Quote every line below exactly as it reads.
BEGIN
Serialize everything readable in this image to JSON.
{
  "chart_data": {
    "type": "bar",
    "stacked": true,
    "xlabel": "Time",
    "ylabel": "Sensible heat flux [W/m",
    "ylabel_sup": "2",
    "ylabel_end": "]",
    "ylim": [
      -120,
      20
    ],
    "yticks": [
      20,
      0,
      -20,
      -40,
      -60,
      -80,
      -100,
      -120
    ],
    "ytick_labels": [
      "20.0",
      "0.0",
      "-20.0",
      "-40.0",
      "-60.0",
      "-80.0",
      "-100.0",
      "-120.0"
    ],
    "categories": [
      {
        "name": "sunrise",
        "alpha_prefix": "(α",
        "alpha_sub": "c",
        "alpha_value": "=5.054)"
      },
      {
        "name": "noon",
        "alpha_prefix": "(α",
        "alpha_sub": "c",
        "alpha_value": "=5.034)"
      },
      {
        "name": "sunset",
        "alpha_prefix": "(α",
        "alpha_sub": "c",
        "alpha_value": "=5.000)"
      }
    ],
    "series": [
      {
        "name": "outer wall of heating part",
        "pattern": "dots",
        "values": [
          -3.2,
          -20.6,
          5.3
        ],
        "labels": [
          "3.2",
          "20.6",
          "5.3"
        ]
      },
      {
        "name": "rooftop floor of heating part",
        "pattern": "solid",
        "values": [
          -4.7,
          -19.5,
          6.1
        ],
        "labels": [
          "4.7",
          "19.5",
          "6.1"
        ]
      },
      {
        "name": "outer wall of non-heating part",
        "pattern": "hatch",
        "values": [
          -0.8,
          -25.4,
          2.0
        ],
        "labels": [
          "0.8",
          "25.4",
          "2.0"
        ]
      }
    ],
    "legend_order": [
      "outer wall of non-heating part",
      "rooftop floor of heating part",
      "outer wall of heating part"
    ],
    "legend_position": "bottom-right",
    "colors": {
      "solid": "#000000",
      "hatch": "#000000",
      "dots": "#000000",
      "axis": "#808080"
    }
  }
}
END
**EXPECTED ANSWER**
Serialize everything readable in this image to JSON.
{
  "chart_data": {
    "type": "bar",
    "stacked": true,
    "xlabel": "Time",
    "ylabel": "Sensible heat flux [W/m",
    "ylabel_sup": "2",
    "ylabel_end": "]",
    "ylim": [
      -120,
      20
    ],
    "yticks": [
      20,
      0,
      -20,
      -40,
      -60,
      -80,
      -100,
      -120
    ],
    "ytick_labels": [
      "20.0",
      "0.0",
      "-20.0",
      "-40.0",
      "-60.0",
      "-80.0",
      "-100.0",
      "-120.0"
    ],
    "categories": [
      {
        "name": "sunrise",
        "alpha_prefix": "(α",
        "alpha_sub": "c",
        "alpha_value": "=5.054)"
      },
      {
        "name": "noon",
        "alpha_prefix": "(α",
        "alpha_sub": "c",
        "alpha_value": "=5.034)"
      },
      {
        "name": "sunset",
        "alpha_prefix": "(α",
        "alpha_sub": "c",
        "alpha_value": "=5.000)"
      }
    ],
    "series": [
      {
        "name": "outer wall of heating part",
        "pattern": "dots",
        "values": [
          -3.2,
          -20.6,
          5.3
        ],
        "labels": [
          "3.2",
          "20.6",
          "5.3"
        ]
      },
      {
        "name": "rooftop floor of heating part",
        "pattern": "solid",
        "values": [
          -4.7,
          -19.5,
          6.1
        ],
        "labels": [
          "4.7",
          "19.5",
          "6.1"
        ]
      },
      {
        "name": "outer wall of non-heating part",
        "pattern": "hatch",
        "values": [
          -0.8,
          -25.4,
          2.0
        ],
        "labels": [
          "0.8",
          "25.4",
          "2.0"
        ]
      }
    ],
    "legend_order": [
      "outer wall of non-heating part",
      "rooftop floor of heating part",
      "outer wall of heating part"
    ],
    "legend_position": "bottom-right",
    "colors": {
      "solid": "#000000",
      "hatch": "#000000",
      "dots": "#000000",
      "axis": "#808080"
    }
  }
}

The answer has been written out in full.